TASKS FOR THIS EXERCISE:
- 1) List every personal name that appears inside the quoted words of the letter in the description of the Hoover letter.
- 2) Using the description of the Hoover letter, state whether each statement agrees with it: (a) The letter is typewritten. (b) Hoover was the 31st President of the United States, serving from 1929 to 1933. (c) Hoover keeps the money that was enclosed.
- 3) Write a continuation of the description of the Hoover letter, starting after its final sentence.

GIVEN PASSAGE:
--- BEGIN ---
Herbert Clark Hoover, 1874–1964.  31st President of the United States, 1929–1933.  Scarce autograph letter signed, Herbert Hoover, two pages (front and back), 7¼” x 10½”, on engraved personal stationery, no place, no date [“Friday,” February 1948].

In this warm and engaging letter—a scarce, if not rare, handwritten one—Hoover evidently returns money from unnamed people who passed it through Hoover’s close friend, Jeremiah Milbank.  Writing to “My dear Jerry,” Hoover says, in full:  “I cannot accept the inclosed— This family had somewhat pinched time for a few years but finally the boys brought their affairs around with handsome results—and this excursion of the last two years is the joint celebration of it. / The pleasure of having you and Kitty as part of that celebration does not permit of an admission fee!  /  Nevertheless we do appreciate deeply the feeling which lead [sic] you to propose it.  /  Allen has gone to Guatamala [sic] with some hope which I will tell you about.  /  Sincerely . . . ”
--- END ---
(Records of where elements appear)
--- BEGIN ---
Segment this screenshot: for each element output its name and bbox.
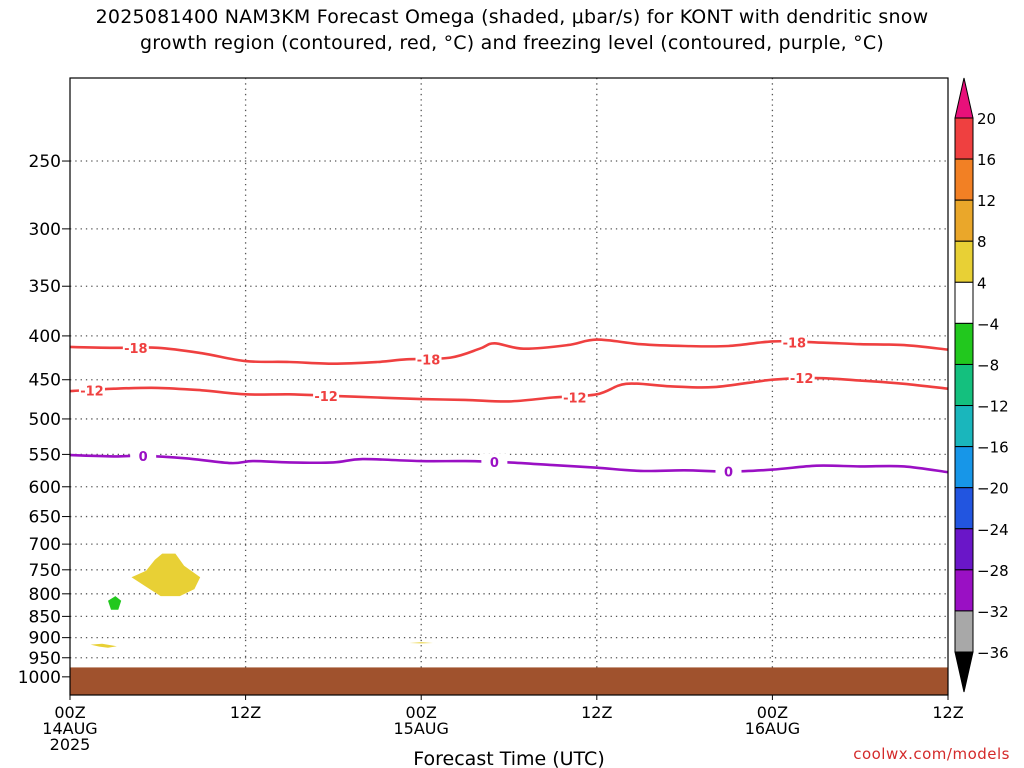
x-tick-label: 12Z	[581, 703, 612, 722]
shaded-area-2	[90, 643, 117, 648]
contour-label-bg	[130, 447, 157, 464]
contour-label-bg	[415, 351, 442, 368]
colorbar-tick-label: −4	[977, 315, 999, 333]
contour-label: -12	[563, 391, 587, 406]
plot-frame	[69, 77, 949, 696]
shaded-area-1	[108, 596, 122, 610]
contour-label-bg	[481, 453, 508, 470]
contour-label: -18	[783, 336, 807, 351]
contour-2	[69, 453, 949, 474]
y-tick-label: 550	[29, 445, 61, 465]
terrain	[70, 667, 948, 695]
contour-label: -12	[790, 372, 814, 387]
contour-label-bg	[78, 382, 105, 399]
colorbar-box	[954, 569, 974, 612]
contour-label-bg	[715, 463, 742, 480]
x-tick-label: 00Z	[54, 703, 85, 722]
x-tick-label: 12Z	[932, 703, 963, 722]
contour-label-bg	[313, 387, 340, 404]
contour-label-bg	[561, 389, 588, 406]
colorbar-top-arrow	[954, 77, 974, 119]
y-tick-label: 350	[29, 277, 61, 297]
colorbar-box	[954, 158, 974, 201]
colorbar-tick-label: 8	[977, 233, 987, 251]
shaded-area-0	[131, 553, 201, 597]
colorbar-box	[954, 446, 974, 489]
colorbar-box	[954, 528, 974, 571]
colorbar-tick-label: 12	[977, 192, 996, 210]
y-tick-label: 450	[29, 371, 61, 391]
colorbar-tick-label: −20	[977, 480, 1009, 498]
grid	[70, 78, 948, 695]
colorbar-tick-label: 16	[977, 151, 996, 169]
y-tick-label: 950	[29, 649, 61, 669]
colorbar-box	[954, 487, 974, 530]
colorbar-tick-label: −12	[977, 398, 1009, 416]
y-tick-label: 500	[29, 410, 61, 430]
y-tick-label: 250	[29, 152, 61, 172]
x-tick-label: 14AUG	[42, 719, 97, 738]
y-tick-label: 800	[29, 585, 61, 605]
x-tick-label: 00Z	[757, 703, 788, 722]
contour-label: -18	[124, 342, 148, 357]
contour-0	[69, 338, 949, 365]
colorbar-tick-label: −36	[977, 644, 1009, 662]
contour-label: 0	[490, 456, 499, 471]
colorbar-box	[954, 281, 974, 324]
terrain-fill	[70, 667, 948, 695]
x-tick-label: 00Z	[406, 703, 437, 722]
x-tick-label: 15AUG	[393, 719, 448, 738]
contour-label-bg	[788, 370, 815, 387]
colorbar-tick-label: 20	[977, 110, 996, 128]
contour-label: -12	[80, 384, 104, 399]
chart-title-line-1: 2025081400 NAM3KM Forecast Omega (shaded…	[95, 6, 929, 28]
y-tick-label: 300	[29, 220, 61, 240]
colorbar-bottom-arrow	[954, 651, 974, 693]
x-tick-label: 2025	[50, 735, 91, 754]
x-tick-label: 12Z	[230, 703, 261, 722]
colorbar-tick-label: −16	[977, 439, 1009, 457]
contour-label-bg	[781, 334, 808, 351]
omega-shading	[90, 553, 433, 648]
colorbar-box	[954, 322, 974, 365]
y-axis: 2503003504004505005506006507007508008509…	[18, 152, 70, 688]
colorbar-box	[954, 117, 974, 160]
colorbar-box	[954, 610, 974, 653]
colorbar-box	[954, 199, 974, 242]
colorbar-tick-label: −8	[977, 356, 999, 374]
contour-label: -18	[417, 353, 441, 368]
contour-label: -12	[314, 390, 338, 405]
contour-1	[69, 376, 949, 403]
contour-label-bg	[122, 339, 149, 356]
shaded-area-3	[409, 642, 433, 644]
y-tick-label: 650	[29, 508, 61, 528]
y-tick-label: 1000	[18, 668, 61, 688]
y-tick-label: 400	[29, 327, 61, 347]
x-tick-label: 16AUG	[745, 719, 800, 738]
contour-lines: -18 -18 -18 -12 -12 -12 -12 0 0 0	[69, 334, 949, 481]
y-tick-label: 700	[29, 535, 61, 555]
contour-label: 0	[724, 466, 733, 481]
colorbar-tick-label: −32	[977, 603, 1009, 621]
credit-text: coolwx.com/models	[853, 745, 1010, 763]
chart-title-line-2: growth region (contoured, red, °C) and f…	[140, 32, 884, 54]
colorbar-box	[954, 405, 974, 448]
colorbar-tick-label: −24	[977, 521, 1009, 539]
y-tick-label: 850	[29, 607, 61, 627]
colorbar-tick-label: −28	[977, 562, 1009, 580]
colorbar-tick-label: 4	[977, 274, 987, 292]
y-tick-label: 600	[29, 478, 61, 498]
plot-border	[69, 77, 949, 696]
colorbar: 20 16 12 8 4 −4 −8 −12 −16 −20 −24 −28 −32 −36	[954, 77, 1009, 693]
y-tick-label: 900	[29, 629, 61, 649]
y-tick-label: 750	[29, 561, 61, 581]
contour-label: 0	[139, 450, 148, 465]
colorbar-box	[954, 240, 974, 283]
colorbar-box	[954, 363, 974, 407]
x-axis-label: Forecast Time (UTC)	[413, 748, 604, 768]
--- END ---
RESULTS:
- 1) Jerry, Kitty, Allen

- 2)
(a) No: "a scarce, if not rare, handwritten one"
(b) Yes: "31st President of the United States, 1929–1933."
(c) No: "I cannot accept the inclosed"

- 3)
Jeremiah Milbank (1887–1972) and his wife, Katherine Schulze Milbank (1898–1969)—Jerry and Kitty—were very close friends of President and Mrs. Hoovers’.  The couples socialized and traveled together, sharing holidays and fishing on the Milbanks’ yacht, the Saunterer.  In 1940, Hoover wrote the Milbanks that their “loyalty and friendship are my most precious possession.”  The Hoover Library has nine folders of correspondence between the Milbanks and Hoover in its post-presidential files and two more folders of correspondence between Kitty Milbank and Lou Henry Hoover.

Milbank, a philanthropist, was the Republican Party finance chairman during Hoover’s 1928 presidential campaign. He founded a rehabilitation center for disabled World War I veterans, organized the International Committee for the Study of Infantile Paralysis, and served as an original member of the Board of Trustees of the March of Dimes.  He and Hoover later founded the Boys & Girls Clubs of America, for which Milbank served as the national treasurer for some 25 years.

Hoover here also mentions his second son, Allan Henry Hoover (1907–1993), who was a mining engineer and financier.  He bought President Hoover’s birthplace in West Branch, Iowa, and used it to create the Herbert Hoover Presidential Library and Museum.

Hoover’s holograph letters are the least available of any President.  Hoover once said that he wrote only one handwritten letter a year.  Another time, he estimated that he had not written more than a dozen during his lifetime.  His numbers were off, but nevertheless his handwritten letters are very difficult to find.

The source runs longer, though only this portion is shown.